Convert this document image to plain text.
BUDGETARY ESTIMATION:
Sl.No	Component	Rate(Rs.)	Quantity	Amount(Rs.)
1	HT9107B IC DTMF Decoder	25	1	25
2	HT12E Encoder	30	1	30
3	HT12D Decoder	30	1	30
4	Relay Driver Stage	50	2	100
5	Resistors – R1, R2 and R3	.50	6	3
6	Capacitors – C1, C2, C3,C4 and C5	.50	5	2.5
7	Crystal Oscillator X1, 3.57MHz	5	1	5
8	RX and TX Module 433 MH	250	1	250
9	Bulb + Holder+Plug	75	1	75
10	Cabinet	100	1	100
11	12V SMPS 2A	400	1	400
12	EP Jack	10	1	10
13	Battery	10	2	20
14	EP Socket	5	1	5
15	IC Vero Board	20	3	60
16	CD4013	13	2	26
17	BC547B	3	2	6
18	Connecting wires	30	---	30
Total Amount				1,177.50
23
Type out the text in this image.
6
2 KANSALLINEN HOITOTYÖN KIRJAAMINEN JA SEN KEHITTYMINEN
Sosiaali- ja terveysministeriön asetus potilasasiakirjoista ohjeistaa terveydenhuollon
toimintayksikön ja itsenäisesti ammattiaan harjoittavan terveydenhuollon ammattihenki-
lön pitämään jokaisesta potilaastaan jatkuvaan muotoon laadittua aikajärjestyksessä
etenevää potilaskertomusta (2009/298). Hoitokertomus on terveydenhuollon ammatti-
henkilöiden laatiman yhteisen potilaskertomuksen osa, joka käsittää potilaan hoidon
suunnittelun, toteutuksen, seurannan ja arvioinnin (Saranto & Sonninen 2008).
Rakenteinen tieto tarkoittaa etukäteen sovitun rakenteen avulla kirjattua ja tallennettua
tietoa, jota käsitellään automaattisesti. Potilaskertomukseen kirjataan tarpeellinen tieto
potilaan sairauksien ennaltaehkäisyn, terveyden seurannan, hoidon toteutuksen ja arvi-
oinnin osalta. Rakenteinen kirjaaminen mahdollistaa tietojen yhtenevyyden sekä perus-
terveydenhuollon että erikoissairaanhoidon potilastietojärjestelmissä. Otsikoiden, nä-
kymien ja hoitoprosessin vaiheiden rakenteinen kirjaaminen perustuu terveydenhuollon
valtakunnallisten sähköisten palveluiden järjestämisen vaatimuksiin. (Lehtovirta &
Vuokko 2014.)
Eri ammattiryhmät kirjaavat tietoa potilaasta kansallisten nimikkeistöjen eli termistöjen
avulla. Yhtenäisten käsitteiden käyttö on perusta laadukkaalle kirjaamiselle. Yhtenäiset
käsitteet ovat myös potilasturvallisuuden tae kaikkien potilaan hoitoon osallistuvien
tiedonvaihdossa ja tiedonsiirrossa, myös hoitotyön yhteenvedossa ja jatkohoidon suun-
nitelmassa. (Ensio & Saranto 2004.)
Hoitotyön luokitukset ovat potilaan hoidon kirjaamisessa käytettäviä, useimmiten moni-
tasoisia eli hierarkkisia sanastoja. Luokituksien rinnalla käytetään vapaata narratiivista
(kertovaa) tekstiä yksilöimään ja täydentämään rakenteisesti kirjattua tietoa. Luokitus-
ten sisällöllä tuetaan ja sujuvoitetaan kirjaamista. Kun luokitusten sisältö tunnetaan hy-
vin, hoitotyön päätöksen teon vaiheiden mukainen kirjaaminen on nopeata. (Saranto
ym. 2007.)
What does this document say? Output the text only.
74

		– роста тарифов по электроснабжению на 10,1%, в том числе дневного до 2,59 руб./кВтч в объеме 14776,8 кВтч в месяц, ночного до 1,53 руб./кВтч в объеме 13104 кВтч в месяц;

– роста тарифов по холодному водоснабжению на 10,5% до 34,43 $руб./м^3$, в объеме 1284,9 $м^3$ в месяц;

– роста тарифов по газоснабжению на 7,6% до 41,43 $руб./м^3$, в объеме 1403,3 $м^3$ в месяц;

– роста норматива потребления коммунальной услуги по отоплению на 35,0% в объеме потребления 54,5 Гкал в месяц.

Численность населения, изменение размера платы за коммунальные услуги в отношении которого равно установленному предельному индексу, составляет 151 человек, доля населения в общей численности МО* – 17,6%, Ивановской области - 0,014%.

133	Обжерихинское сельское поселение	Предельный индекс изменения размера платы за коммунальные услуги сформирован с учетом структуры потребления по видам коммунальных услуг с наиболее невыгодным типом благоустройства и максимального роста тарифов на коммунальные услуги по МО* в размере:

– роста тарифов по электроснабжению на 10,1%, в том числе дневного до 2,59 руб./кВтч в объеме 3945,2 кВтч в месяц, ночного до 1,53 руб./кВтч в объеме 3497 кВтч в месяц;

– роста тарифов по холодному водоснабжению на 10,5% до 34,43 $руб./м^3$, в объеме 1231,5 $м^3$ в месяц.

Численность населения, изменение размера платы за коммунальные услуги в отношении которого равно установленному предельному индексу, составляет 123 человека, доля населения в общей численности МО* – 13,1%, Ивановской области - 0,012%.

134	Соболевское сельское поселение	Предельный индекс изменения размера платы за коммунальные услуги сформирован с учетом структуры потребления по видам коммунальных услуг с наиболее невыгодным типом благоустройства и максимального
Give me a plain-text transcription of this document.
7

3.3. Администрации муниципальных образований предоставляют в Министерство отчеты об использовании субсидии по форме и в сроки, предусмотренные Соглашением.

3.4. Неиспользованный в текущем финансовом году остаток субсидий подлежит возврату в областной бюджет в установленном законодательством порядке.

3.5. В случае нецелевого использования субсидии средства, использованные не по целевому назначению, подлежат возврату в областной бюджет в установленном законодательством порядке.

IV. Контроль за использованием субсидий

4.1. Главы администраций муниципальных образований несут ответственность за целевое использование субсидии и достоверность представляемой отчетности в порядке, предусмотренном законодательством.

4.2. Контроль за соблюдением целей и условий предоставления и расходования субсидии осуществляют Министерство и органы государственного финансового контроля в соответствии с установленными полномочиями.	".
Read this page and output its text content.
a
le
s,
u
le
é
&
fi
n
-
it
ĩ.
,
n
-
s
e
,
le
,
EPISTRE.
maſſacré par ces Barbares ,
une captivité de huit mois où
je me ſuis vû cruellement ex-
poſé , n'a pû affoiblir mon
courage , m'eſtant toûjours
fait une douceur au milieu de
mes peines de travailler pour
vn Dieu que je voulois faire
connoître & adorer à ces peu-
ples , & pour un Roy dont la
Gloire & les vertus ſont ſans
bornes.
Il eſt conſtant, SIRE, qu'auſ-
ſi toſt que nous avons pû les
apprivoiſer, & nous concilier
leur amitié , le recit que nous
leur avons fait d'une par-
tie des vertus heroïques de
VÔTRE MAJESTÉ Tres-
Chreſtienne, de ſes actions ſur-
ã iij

----

_Task to complete_
Repeat all the entries exactly as given.

_Task result_
Convert this document image to plain text.
BUDGETARY ESTIMATION:
Sl.No	Component	Rate(Rs.)	Quantity	Amount(Rs.)
1	HT9107B IC DTMF Decoder	25	1	25
2	HT12E Encoder	30	1	30
3	HT12D Decoder	30	1	30
4	Relay Driver Stage	50	2	100
5	Resistors – R1, R2 and R3	.50	6	3
6	Capacitors – C1, C2, C3,C4 and C5	.50	5	2.5
7	Crystal Oscillator X1, 3.57MHz	5	1	5
8	RX and TX Module 433 MH	250	1	250
9	Bulb + Holder+Plug	75	1	75
10	Cabinet	100	1	100
11	12V SMPS 2A	400	1	400
12	EP Jack	10	1	10
13	Battery	10	2	20
14	EP Socket	5	1	5
15	IC Vero Board	20	3	60
16	CD4013	13	2	26
17	BC547B	3	2	6
18	Connecting wires	30	---	30
Total Amount				1,177.50
23
Type out the text in this image.
6
2 KANSALLINEN HOITOTYÖN KIRJAAMINEN JA SEN KEHITTYMINEN
Sosiaali- ja terveysministeriön asetus potilasasiakirjoista ohjeistaa terveydenhuollon
toimintayksikön ja itsenäisesti ammattiaan harjoittavan terveydenhuollon ammattihenki-
lön pitämään jokaisesta potilaastaan jatkuvaan muotoon laadittua aikajärjestyksessä
etenevää potilaskertomusta (2009/298). Hoitokertomus on terveydenhuollon ammatti-
henkilöiden laatiman yhteisen potilaskertomuksen osa, joka käsittää potilaan hoidon
suunnittelun, toteutuksen, seurannan ja arvioinnin (Saranto & Sonninen 2008).
Rakenteinen tieto tarkoittaa etukäteen sovitun rakenteen avulla kirjattua ja tallennettua
tietoa, jota käsitellään automaattisesti. Potilaskertomukseen kirjataan tarpeellinen tieto
potilaan sairauksien ennaltaehkäisyn, terveyden seurannan, hoidon toteutuksen ja arvi-
oinnin osalta. Rakenteinen kirjaaminen mahdollistaa tietojen yhtenevyyden sekä perus-
terveydenhuollon että erikoissairaanhoidon potilastietojärjestelmissä. Otsikoiden, nä-
kymien ja hoitoprosessin vaiheiden rakenteinen kirjaaminen perustuu terveydenhuollon
valtakunnallisten sähköisten palveluiden järjestämisen vaatimuksiin. (Lehtovirta &
Vuokko 2014.)
Eri ammattiryhmät kirjaavat tietoa potilaasta kansallisten nimikkeistöjen eli termistöjen
avulla. Yhtenäisten käsitteiden käyttö on perusta laadukkaalle kirjaamiselle. Yhtenäiset
käsitteet ovat myös potilasturvallisuuden tae kaikkien potilaan hoitoon osallistuvien
tiedonvaihdossa ja tiedonsiirrossa, myös hoitotyön yhteenvedossa ja jatkohoidon suun-
nitelmassa. (Ensio & Saranto 2004.)
Hoitotyön luokitukset ovat potilaan hoidon kirjaamisessa käytettäviä, useimmiten moni-
tasoisia eli hierarkkisia sanastoja. Luokituksien rinnalla käytetään vapaata narratiivista
(kertovaa) tekstiä yksilöimään ja täydentämään rakenteisesti kirjattua tietoa. Luokitus-
ten sisällöllä tuetaan ja sujuvoitetaan kirjaamista. Kun luokitusten sisältö tunnetaan hy-
vin, hoitotyön päätöksen teon vaiheiden mukainen kirjaaminen on nopeata. (Saranto
ym. 2007.)
What does this document say? Output the text only.
74

		– роста тарифов по электроснабжению на 10,1%, в том числе дневного до 2,59 руб./кВтч в объеме 14776,8 кВтч в месяц, ночного до 1,53 руб./кВтч в объеме 13104 кВтч в месяц;

– роста тарифов по холодному водоснабжению на 10,5% до 34,43 $руб./м^3$, в объеме 1284,9 $м^3$ в месяц;

– роста тарифов по газоснабжению на 7,6% до 41,43 $руб./м^3$, в объеме 1403,3 $м^3$ в месяц;

– роста норматива потребления коммунальной услуги по отоплению на 35,0% в объеме потребления 54,5 Гкал в месяц.

Численность населения, изменение размера платы за коммунальные услуги в отношении которого равно установленному предельному индексу, составляет 151 человек, доля населения в общей численности МО* – 17,6%, Ивановской области - 0,014%.

133	Обжерихинское сельское поселение	Предельный индекс изменения размера платы за коммунальные услуги сформирован с учетом структуры потребления по видам коммунальных услуг с наиболее невыгодным типом благоустройства и максимального роста тарифов на коммунальные услуги по МО* в размере:

– роста тарифов по электроснабжению на 10,1%, в том числе дневного до 2,59 руб./кВтч в объеме 3945,2 кВтч в месяц, ночного до 1,53 руб./кВтч в объеме 3497 кВтч в месяц;

– роста тарифов по холодному водоснабжению на 10,5% до 34,43 $руб./м^3$, в объеме 1231,5 $м^3$ в месяц.

Численность населения, изменение размера платы за коммунальные услуги в отношении которого равно установленному предельному индексу, составляет 123 человека, доля населения в общей численности МО* – 13,1%, Ивановской области - 0,012%.

134	Соболевское сельское поселение	Предельный индекс изменения размера платы за коммунальные услуги сформирован с учетом структуры потребления по видам коммунальных услуг с наиболее невыгодным типом благоустройства и максимального
Give me a plain-text transcription of this document.
7

3.3. Администрации муниципальных образований предоставляют в Министерство отчеты об использовании субсидии по форме и в сроки, предусмотренные Соглашением.

3.4. Неиспользованный в текущем финансовом году остаток субсидий подлежит возврату в областной бюджет в установленном законодательством порядке.

3.5. В случае нецелевого использования субсидии средства, использованные не по целевому назначению, подлежат возврату в областной бюджет в установленном законодательством порядке.

IV. Контроль за использованием субсидий

4.1. Главы администраций муниципальных образований несут ответственность за целевое использование субсидии и достоверность представляемой отчетности в порядке, предусмотренном законодательством.

4.2. Контроль за соблюдением целей и условий предоставления и расходования субсидии осуществляют Министерство и органы государственного финансового контроля в соответствии с установленными полномочиями.	".
Read this page and output its text content.
a
le
s,
u
le
é
&
fi
n
-
it
ĩ.
,
n
-
s
e
,
le
,
EPISTRE.
maſſacré par ces Barbares ,
une captivité de huit mois où
je me ſuis vû cruellement ex-
poſé , n'a pû affoiblir mon
courage , m'eſtant toûjours
fait une douceur au milieu de
mes peines de travailler pour
vn Dieu que je voulois faire
connoître & adorer à ces peu-
ples , & pour un Roy dont la
Gloire & les vertus ſont ſans
bornes.
Il eſt conſtant, SIRE, qu'auſ-
ſi toſt que nous avons pû les
apprivoiſer, & nous concilier
leur amitié , le recit que nous
leur avons fait d'une par-
tie des vertus heroïques de
VÔTRE MAJESTÉ Tres-
Chreſtienne, de ſes actions ſur-
ã iij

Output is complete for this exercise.